** BEGIN **
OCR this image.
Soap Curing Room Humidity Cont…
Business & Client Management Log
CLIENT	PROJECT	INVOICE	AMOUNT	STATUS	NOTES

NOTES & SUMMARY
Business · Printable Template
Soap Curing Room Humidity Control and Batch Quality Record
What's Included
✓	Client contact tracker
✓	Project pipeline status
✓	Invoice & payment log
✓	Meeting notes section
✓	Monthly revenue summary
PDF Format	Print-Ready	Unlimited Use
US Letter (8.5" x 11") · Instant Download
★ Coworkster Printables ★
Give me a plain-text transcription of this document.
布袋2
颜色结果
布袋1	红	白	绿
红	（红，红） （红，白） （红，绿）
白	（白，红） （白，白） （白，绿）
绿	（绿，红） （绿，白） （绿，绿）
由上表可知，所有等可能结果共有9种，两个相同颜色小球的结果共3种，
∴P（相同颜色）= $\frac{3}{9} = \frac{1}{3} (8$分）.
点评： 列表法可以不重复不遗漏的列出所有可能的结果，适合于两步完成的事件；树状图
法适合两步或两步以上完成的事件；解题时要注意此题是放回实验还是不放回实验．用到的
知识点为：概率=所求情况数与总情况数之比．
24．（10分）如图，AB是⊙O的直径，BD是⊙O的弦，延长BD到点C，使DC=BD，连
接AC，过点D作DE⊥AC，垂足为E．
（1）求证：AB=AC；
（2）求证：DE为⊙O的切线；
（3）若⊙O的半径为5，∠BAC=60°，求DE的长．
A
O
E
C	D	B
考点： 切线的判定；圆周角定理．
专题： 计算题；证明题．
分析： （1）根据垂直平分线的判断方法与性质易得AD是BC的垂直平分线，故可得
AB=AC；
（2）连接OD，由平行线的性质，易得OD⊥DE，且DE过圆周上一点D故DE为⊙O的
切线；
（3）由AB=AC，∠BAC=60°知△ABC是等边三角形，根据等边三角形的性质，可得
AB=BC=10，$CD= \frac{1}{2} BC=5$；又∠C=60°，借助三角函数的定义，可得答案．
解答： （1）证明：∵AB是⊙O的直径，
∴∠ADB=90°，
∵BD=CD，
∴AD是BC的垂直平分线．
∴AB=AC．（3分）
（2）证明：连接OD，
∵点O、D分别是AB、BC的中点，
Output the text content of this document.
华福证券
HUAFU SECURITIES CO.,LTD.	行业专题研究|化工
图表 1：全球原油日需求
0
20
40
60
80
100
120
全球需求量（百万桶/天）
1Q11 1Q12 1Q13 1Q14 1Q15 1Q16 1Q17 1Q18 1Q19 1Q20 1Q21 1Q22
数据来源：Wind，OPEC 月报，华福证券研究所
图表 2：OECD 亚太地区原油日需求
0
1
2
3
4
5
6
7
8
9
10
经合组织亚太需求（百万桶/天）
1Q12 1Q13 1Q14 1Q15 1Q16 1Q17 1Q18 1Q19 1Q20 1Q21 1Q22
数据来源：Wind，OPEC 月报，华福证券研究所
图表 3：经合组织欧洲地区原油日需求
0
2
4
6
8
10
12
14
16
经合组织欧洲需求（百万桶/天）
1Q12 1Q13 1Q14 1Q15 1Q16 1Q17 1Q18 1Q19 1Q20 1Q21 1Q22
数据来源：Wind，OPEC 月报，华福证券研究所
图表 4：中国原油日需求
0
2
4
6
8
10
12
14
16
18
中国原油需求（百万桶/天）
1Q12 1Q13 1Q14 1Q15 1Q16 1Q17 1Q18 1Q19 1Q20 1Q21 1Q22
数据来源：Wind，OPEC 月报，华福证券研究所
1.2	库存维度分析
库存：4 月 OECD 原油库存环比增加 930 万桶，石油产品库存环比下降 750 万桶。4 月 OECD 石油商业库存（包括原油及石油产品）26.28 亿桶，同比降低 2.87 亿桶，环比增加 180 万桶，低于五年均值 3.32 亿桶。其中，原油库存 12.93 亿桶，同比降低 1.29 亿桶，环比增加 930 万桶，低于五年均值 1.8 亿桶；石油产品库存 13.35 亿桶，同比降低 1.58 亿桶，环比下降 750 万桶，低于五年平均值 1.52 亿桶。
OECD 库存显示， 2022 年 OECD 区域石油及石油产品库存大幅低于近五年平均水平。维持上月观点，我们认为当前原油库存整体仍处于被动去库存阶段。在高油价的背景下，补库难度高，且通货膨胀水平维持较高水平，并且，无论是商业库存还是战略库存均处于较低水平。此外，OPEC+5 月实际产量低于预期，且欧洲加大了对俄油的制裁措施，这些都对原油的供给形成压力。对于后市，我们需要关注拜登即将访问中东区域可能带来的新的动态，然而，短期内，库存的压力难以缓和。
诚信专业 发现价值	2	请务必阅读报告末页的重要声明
** END **
• **Short exercise**
Work out how many lines above contain the word "连接OD". Give only the number.

• **Exercise result**
2